PROBLEM REQUIREMENTS
From the listing below, return each line that includes "احمد".

[Stored entries]
* START *
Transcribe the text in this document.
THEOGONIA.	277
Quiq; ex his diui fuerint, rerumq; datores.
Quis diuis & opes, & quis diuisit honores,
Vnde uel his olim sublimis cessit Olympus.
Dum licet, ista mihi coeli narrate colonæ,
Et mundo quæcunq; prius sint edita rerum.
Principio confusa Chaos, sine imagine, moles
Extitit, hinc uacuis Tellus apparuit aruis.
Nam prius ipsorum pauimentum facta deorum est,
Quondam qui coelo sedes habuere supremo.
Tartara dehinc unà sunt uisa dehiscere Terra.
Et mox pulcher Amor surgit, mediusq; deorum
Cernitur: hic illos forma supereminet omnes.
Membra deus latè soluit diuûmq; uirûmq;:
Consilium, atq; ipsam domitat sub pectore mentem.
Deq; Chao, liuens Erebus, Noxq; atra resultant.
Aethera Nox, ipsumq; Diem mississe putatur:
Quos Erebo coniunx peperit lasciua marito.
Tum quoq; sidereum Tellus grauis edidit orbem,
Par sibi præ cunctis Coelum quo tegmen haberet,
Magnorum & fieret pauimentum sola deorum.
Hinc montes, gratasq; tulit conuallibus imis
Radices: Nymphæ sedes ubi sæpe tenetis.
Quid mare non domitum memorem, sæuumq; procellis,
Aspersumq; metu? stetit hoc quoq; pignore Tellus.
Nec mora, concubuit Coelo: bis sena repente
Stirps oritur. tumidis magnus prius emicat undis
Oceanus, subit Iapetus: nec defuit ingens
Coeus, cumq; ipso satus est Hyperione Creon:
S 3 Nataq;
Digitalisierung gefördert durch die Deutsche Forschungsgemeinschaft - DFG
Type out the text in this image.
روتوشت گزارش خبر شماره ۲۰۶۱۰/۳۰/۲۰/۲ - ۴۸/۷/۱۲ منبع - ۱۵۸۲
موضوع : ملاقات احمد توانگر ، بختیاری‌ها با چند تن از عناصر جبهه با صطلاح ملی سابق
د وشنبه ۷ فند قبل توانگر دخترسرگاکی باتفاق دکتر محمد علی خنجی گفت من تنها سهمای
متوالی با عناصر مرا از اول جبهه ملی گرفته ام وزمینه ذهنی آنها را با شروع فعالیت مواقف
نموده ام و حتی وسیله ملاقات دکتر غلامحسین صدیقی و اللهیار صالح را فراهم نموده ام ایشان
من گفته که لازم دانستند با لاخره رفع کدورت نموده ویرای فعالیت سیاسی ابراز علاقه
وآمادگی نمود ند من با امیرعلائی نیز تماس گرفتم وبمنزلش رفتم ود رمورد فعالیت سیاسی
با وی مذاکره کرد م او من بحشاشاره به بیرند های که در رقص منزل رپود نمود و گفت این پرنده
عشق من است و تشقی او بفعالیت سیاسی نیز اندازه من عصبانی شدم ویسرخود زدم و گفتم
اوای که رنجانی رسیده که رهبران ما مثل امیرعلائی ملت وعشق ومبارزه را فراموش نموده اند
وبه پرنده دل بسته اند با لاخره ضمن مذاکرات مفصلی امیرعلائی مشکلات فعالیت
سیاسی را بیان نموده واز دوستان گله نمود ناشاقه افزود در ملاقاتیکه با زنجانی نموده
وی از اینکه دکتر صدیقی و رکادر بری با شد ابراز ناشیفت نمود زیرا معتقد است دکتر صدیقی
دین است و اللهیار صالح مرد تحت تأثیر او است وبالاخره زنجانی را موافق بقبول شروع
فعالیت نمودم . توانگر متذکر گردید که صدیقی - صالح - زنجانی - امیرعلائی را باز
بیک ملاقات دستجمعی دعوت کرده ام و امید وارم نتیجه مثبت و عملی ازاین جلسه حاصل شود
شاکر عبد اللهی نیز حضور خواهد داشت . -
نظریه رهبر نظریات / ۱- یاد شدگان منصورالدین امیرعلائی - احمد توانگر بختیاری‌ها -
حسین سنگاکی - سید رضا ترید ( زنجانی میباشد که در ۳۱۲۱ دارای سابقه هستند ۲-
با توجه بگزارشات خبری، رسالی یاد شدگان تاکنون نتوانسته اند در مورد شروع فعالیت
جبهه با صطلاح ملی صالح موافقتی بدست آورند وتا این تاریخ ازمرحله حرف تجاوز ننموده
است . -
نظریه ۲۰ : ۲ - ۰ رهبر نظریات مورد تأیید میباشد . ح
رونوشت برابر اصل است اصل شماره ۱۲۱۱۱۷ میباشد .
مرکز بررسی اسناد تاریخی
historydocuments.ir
* END *
IN RESPONSE
موضوع : ملاقات احمد توانگر ، بختیاری‌ها با چند تن از عناصر جبهه با صطلاح ملی سابق
نظریه رهبر نظریات / ۱- یاد شدگان منصورالدین امیرعلائی - احمد توانگر بختیاری‌ها -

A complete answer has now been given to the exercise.